** Start **
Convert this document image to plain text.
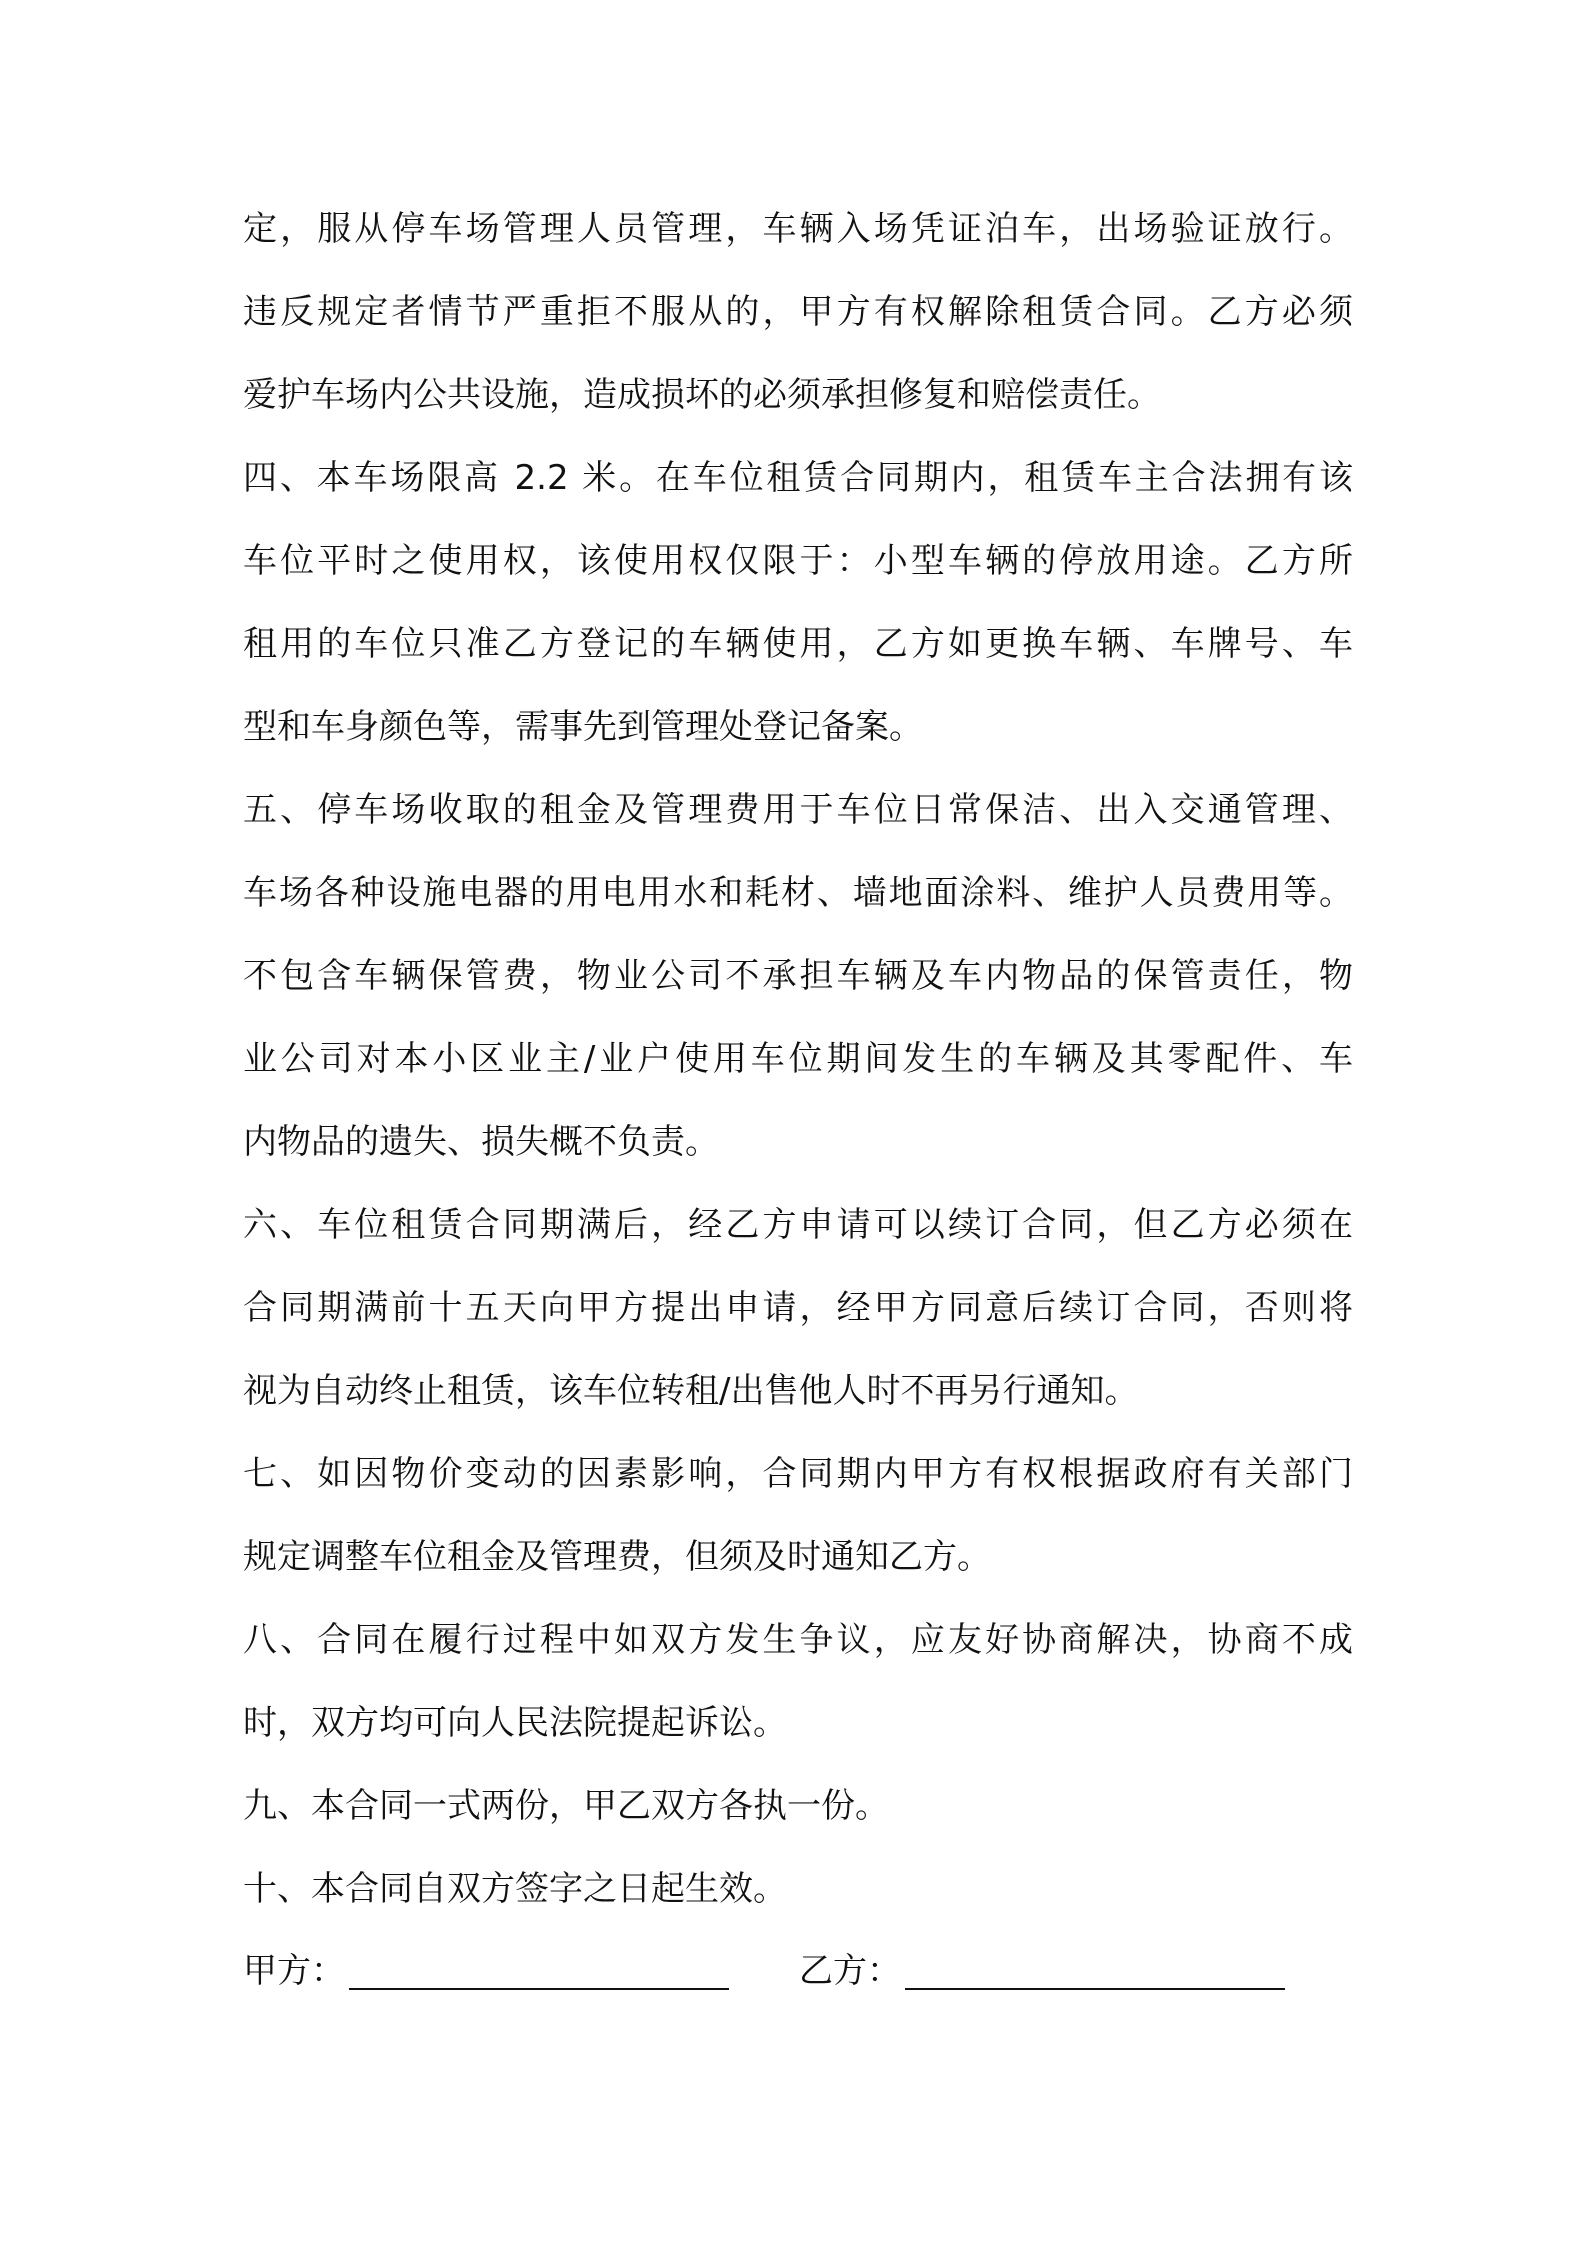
定，服从停车场管理人员管理，车辆入场凭证泊车，出场验证放行。
违反规定者情节严重拒不服从的，甲方有权解除租赁合同。乙方必须
爱护车场内公共设施，造成损坏的必须承担修复和赔偿责任。
四、本车场限高 2.2 米。在车位租赁合同期内，租赁车主合法拥有该
车位平时之使用权，该使用权仅限于：小型车辆的停放用途。乙方所
租用的车位只准乙方登记的车辆使用，乙方如更换车辆、车牌号、车
型和车身颜色等，需事先到管理处登记备案。
五、停车场收取的租金及管理费用于车位日常保洁、出入交通管理、
车场各种设施电器的用电用水和耗材、墙地面涂料、维护人员费用等。
不包含车辆保管费，物业公司不承担车辆及车内物品的保管责任，物
业公司对本小区业主/业户使用车位期间发生的车辆及其零配件、车
内物品的遗失、损失概不负责。
六、车位租赁合同期满后，经乙方申请可以续订合同，但乙方必须在
合同期满前十五天向甲方提出申请，经甲方同意后续订合同，否则将
视为自动终止租赁，该车位转租/出售他人时不再另行通知。
七、如因物价变动的因素影响，合同期内甲方有权根据政府有关部门
规定调整车位租金及管理费，但须及时通知乙方。
八、合同在履行过程中如双方发生争议，应友好协商解决，协商不成
时，双方均可向人民法院提起诉讼。
九、本合同一式两份，甲乙双方各执一份。
十、本合同自双方签字之日起生效。
甲方：	乙方：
** End **
→ Exercise
Copy the data character for character, but drop all pictures from the copy.

→ Completed task
Convert this document image to plain text.
定，服从停车场管理人员管理，车辆入场凭证泊车，出场验证放行。
违反规定者情节严重拒不服从的，甲方有权解除租赁合同。乙方必须
爱护车场内公共设施，造成损坏的必须承担修复和赔偿责任。
四、本车场限高 2.2 米。在车位租赁合同期内，租赁车主合法拥有该
车位平时之使用权，该使用权仅限于：小型车辆的停放用途。乙方所
租用的车位只准乙方登记的车辆使用，乙方如更换车辆、车牌号、车
型和车身颜色等，需事先到管理处登记备案。
五、停车场收取的租金及管理费用于车位日常保洁、出入交通管理、
车场各种设施电器的用电用水和耗材、墙地面涂料、维护人员费用等。
不包含车辆保管费，物业公司不承担车辆及车内物品的保管责任，物
业公司对本小区业主/业户使用车位期间发生的车辆及其零配件、车
内物品的遗失、损失概不负责。
六、车位租赁合同期满后，经乙方申请可以续订合同，但乙方必须在
合同期满前十五天向甲方提出申请，经甲方同意后续订合同，否则将
视为自动终止租赁，该车位转租/出售他人时不再另行通知。
七、如因物价变动的因素影响，合同期内甲方有权根据政府有关部门
规定调整车位租金及管理费，但须及时通知乙方。
八、合同在履行过程中如双方发生争议，应友好协商解决，协商不成
时，双方均可向人民法院提起诉讼。
九、本合同一式两份，甲乙双方各执一份。
十、本合同自双方签字之日起生效。
甲方：	乙方：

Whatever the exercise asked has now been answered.